→ INSTRUCTIONS FOR THE TASK
Look over the lines below. Report each one that includes the string "collaboration".

→ THE INPUT
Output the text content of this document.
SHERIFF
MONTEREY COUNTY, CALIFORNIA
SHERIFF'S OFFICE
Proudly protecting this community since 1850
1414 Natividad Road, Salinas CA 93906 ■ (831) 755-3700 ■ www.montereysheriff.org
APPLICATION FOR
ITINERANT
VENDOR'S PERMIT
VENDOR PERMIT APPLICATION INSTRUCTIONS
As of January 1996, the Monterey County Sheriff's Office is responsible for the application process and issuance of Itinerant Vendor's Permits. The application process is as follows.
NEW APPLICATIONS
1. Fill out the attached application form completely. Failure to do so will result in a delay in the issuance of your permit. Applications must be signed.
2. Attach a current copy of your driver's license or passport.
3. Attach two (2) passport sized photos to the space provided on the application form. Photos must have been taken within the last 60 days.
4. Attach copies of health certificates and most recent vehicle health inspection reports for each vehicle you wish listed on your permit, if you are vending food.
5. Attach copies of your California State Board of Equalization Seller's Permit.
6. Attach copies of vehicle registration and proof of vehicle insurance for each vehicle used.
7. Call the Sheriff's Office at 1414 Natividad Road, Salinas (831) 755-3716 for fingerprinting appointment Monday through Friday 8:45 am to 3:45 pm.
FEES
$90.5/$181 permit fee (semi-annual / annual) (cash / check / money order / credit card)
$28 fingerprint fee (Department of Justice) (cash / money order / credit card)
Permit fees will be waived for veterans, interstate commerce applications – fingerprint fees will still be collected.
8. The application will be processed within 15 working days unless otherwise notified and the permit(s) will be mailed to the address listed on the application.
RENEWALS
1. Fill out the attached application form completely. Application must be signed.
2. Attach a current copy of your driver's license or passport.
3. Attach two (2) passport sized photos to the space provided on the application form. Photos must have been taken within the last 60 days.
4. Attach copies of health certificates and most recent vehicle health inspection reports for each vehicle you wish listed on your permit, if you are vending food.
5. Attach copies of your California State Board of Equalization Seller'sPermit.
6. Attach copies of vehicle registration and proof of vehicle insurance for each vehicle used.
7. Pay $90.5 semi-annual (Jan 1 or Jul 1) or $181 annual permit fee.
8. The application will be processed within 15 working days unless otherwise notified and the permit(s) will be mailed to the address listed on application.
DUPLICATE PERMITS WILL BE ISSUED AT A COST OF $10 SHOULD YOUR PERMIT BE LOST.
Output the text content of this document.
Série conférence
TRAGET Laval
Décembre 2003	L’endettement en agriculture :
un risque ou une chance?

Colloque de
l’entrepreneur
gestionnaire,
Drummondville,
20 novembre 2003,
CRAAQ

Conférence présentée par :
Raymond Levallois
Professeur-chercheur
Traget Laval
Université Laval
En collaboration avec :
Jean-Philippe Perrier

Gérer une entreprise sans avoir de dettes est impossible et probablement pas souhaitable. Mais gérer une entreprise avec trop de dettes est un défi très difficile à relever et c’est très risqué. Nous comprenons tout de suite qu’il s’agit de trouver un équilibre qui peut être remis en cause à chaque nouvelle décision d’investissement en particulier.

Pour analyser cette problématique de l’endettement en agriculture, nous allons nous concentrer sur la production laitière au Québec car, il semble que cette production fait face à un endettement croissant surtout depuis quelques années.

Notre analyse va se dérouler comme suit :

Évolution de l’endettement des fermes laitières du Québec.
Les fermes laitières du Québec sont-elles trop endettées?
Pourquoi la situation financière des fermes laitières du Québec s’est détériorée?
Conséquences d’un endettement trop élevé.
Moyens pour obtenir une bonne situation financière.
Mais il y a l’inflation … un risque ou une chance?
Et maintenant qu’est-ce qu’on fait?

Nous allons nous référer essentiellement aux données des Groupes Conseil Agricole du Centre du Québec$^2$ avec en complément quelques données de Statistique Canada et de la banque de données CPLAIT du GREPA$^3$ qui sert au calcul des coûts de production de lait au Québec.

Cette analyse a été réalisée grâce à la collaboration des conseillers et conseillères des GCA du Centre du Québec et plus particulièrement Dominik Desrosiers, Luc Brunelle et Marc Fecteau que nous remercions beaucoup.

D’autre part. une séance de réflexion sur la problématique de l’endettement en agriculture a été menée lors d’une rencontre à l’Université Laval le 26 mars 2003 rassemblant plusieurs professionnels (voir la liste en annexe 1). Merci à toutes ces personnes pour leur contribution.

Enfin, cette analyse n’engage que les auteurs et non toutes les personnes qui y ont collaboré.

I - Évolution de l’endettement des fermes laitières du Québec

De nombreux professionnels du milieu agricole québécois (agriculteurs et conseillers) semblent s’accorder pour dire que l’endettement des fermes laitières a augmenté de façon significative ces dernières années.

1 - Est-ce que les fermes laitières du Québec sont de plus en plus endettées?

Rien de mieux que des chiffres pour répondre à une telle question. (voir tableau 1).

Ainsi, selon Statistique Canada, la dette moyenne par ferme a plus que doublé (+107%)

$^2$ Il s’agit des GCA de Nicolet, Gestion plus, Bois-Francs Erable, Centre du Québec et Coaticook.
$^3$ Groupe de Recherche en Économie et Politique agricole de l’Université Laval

→ TASK RESULT
En collaboration avec :
Cette analyse a été réalisée grâce à la collaboration des conseillers et conseillères des GCA du Centre du Québec et plus particulièrement Dominik Desrosiers, Luc Brunelle et Marc Fecteau que nous remercions beaucoup.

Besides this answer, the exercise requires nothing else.